Document extract:

Danger of an Affair on the horizon

Updated: Jun 8, 2023

We are human beings that pay attention to stimuli that are possibly fulfilling, even in the absence of any possibility of reward. The brain thinks that this is good, this is right, this will happen… dopamine dysregulation will kindle episodes of fierce cravings, because in the past such episodes have led to a renewed ingestion of the drug in question. I lay there floating in a world of fantasies and pleasure, just floating and grinning like a schoolboy in love (but hey, this was deeper than a schoolboy in love scenario – I actually think I was in love) but awoke with one hell of a thud as I came crashing down to reality.


· How do I know if she loves me?

· Does she truly love me?

· What are the signs she loves me?

· What are signs she likes me?

· How do I know she is flirting?

· How do I make a move?

· What if I get it wrong?

· How do I know my wife loves me (stupid one)?

· My wife does not communicate with me

· How to build a marriage back up

· Do affairs last? (Apparently only 3% do, but even then, what if I am in the 3%... of course I will be.)


It was difficult for me to talk about the affair. Answers were wanted, and who could blame her? She wanted to know why I had decided to leave the person, she wanted to know if she was the safe bet, the safe choice.

Annotated element listings

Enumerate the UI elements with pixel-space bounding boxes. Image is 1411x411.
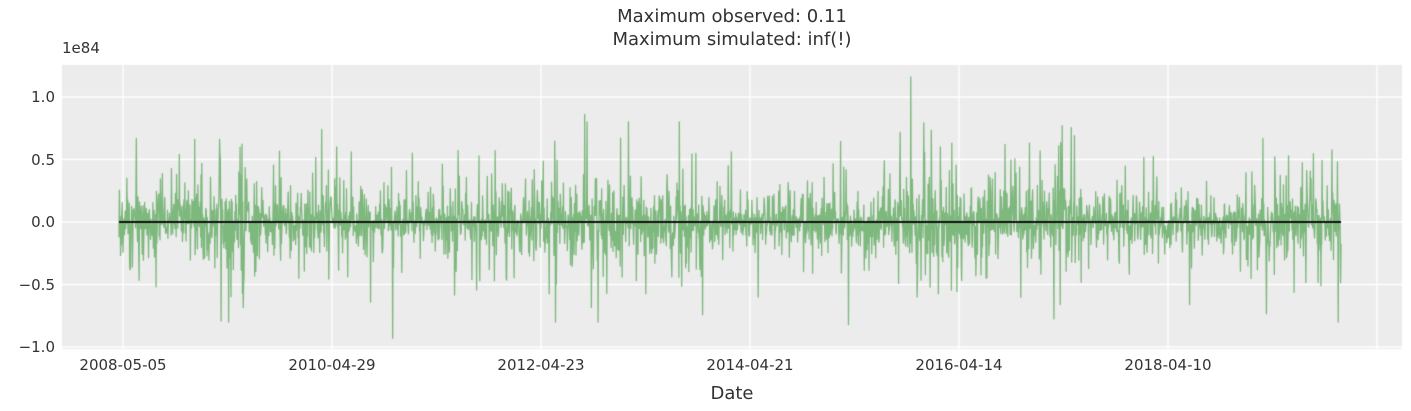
- y-axis-offset-label: 1e84: [62, 39, 100, 57]
- y-tick-label: 0.0: [31, 213, 55, 231]
- y-tick-label: −1.0: [18, 338, 55, 356]
- x-tick-label: 2012-04-23: [497, 356, 585, 374]
- y-tick-label: 1.0: [31, 88, 55, 106]
- x-tick-label: 2008-05-05: [79, 356, 167, 374]
- x-tick-label: 2016-04-14: [915, 356, 1003, 374]
- chart-title: Maximum observed: 0.11 Maximum simulated…: [62, 5, 1402, 51]
- y-tick-label: −0.5: [18, 275, 55, 294]
- x-tick-label: 2014-04-21: [706, 356, 794, 374]
- x-tick-label: 2018-04-10: [1124, 356, 1212, 374]
- chart-title-line1: Maximum observed: 0.11: [617, 6, 847, 27]
- y-tick-label: 0.5: [31, 150, 55, 169]
- x-tick-label: 2010-04-29: [288, 356, 376, 374]
- x-axis-label: Date: [710, 383, 754, 404]
- chart-title-line2: Maximum simulated: inf(!): [612, 29, 852, 50]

Problems to work on:
#1 Can you restate the paragraph of the affair blog post that begins "We are human beings that pay attention" in a shorter form while keeping its main facts?
#2 According to the affair blog post, what share of affairs apparently last?
#3 Write the next part of the blog post about the affair, picking up after its final sentence.
These records have no connection to the text.

Exercise responses:
#1 People notice potentially fulfilling stimuli even when no reward is possible. The brain decides that this is good and right and that it will happen, and dopamine dysregulation sets off fierce cravings because such episodes once led to taking the drug again. The writer floated in fantasy and pleasure, grinning like a schoolboy in love and believing it really was love, then crashed hard back to reality.

#2 Only 3%.

#3
I tried in my own way to explain the affair, it was never planned and that I had no intention of pursuing an affair, but that things and circumstances caught up with me and started to take over.

Sometimes we argued due to frustrations.


She never understood my affair. How it had become so addictive and so captivating. She never understood the thoughts and emotions that I went through and the continual battle that slowly ground me down to nothing. I also had to deal with the bereavement of breaking up the affair. The fact that I broke it off didn’t mean that I could just forget and move on. No, I had to deal with the loss . It was hard and the truth is, I still find it hard.


But the truth is she had to deal with loss as well. A deep sense that she had lost so many things. Her true love, her trust, her belief in me. I took all that away.